(Excerpt from a dataset)
○ ○ ○

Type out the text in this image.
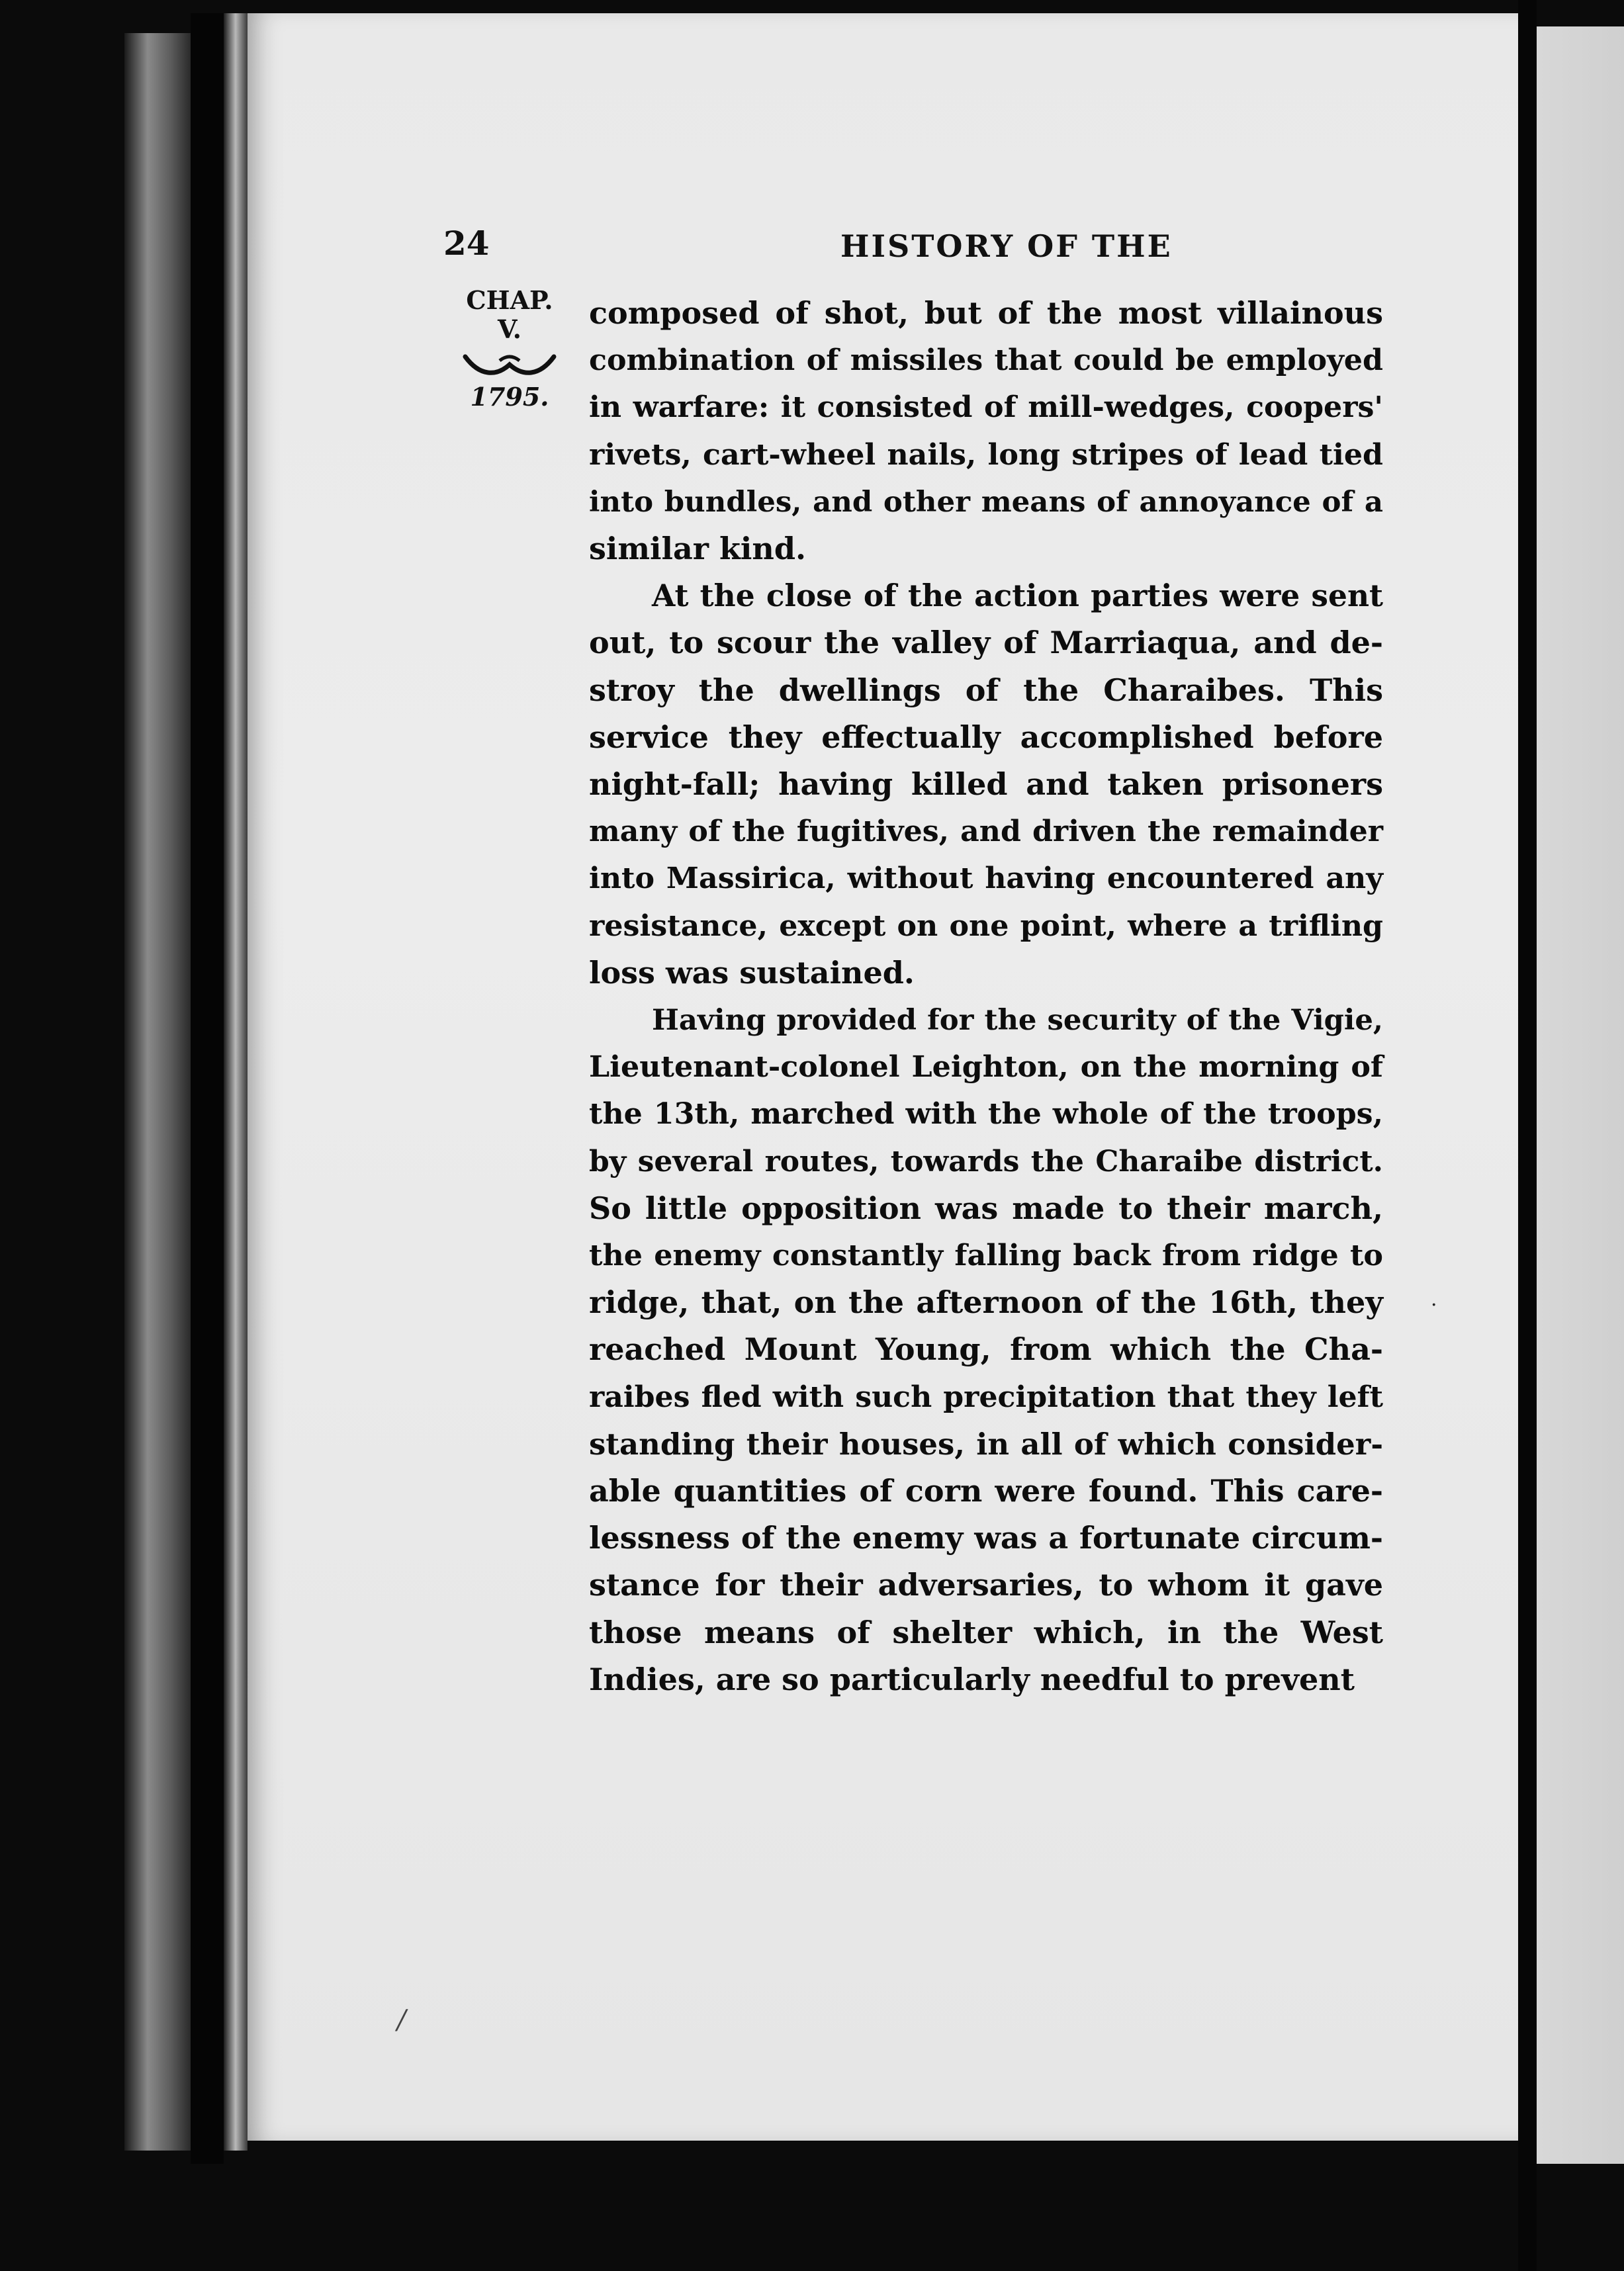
24	HISTORY OF THE
CHAP.
V.
1795.

composed of shot, but of the most villainous
combination of missiles that could be employed
in warfare: it consisted of mill-wedges, coopers'
rivets, cart-wheel nails, long stripes of lead tied
into bundles, and other means of annoyance of a
similar kind.

At the close of the action parties were sent
out, to scour the valley of Marriaqua, and de-
stroy the dwellings of the Charaibes. This
service they effectually accomplished before
night-fall; having killed and taken prisoners
many of the fugitives, and driven the remainder
into Massirica, without having encountered any
resistance, except on one point, where a trifling
loss was sustained.

Having provided for the security of the Vigie,
Lieutenant-colonel Leighton, on the morning of
the 13th, marched with the whole of the troops,
by several routes, towards the Charaibe district.
So little opposition was made to their march,
the enemy constantly falling back from ridge to
ridge, that, on the afternoon of the 16th, they
reached Mount Young, from which the Cha-
raibes fled with such precipitation that they left
standing their houses, in all of which consider-
able quantities of corn were found. This care-
lessness of the enemy was a fortunate circum-
stance for their adversaries, to whom it gave
those means of shelter which, in the West
Indies, are so particularly needful to prevent

·
/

○ ○ ○

Copy the entries above faithfully and omit every image.

Exercise result.
Type out the text in this image.
24	HISTORY OF THE
CHAP.
V.
1795.

composed of shot, but of the most villainous
combination of missiles that could be employed
in warfare: it consisted of mill-wedges, coopers'
rivets, cart-wheel nails, long stripes of lead tied
into bundles, and other means of annoyance of a
similar kind.

At the close of the action parties were sent
out, to scour the valley of Marriaqua, and de-
stroy the dwellings of the Charaibes. This
service they effectually accomplished before
night-fall; having killed and taken prisoners
many of the fugitives, and driven the remainder
into Massirica, without having encountered any
resistance, except on one point, where a trifling
loss was sustained.

Having provided for the security of the Vigie,
Lieutenant-colonel Leighton, on the morning of
the 13th, marched with the whole of the troops,
by several routes, towards the Charaibe district.
So little opposition was made to their march,
the enemy constantly falling back from ridge to
ridge, that, on the afternoon of the 16th, they
reached Mount Young, from which the Cha-
raibes fled with such precipitation that they left
standing their houses, in all of which consider-
able quantities of corn were found. This care-
lessness of the enemy was a fortunate circum-
stance for their adversaries, to whom it gave
those means of shelter which, in the West
Indies, are so particularly needful to prevent

·
/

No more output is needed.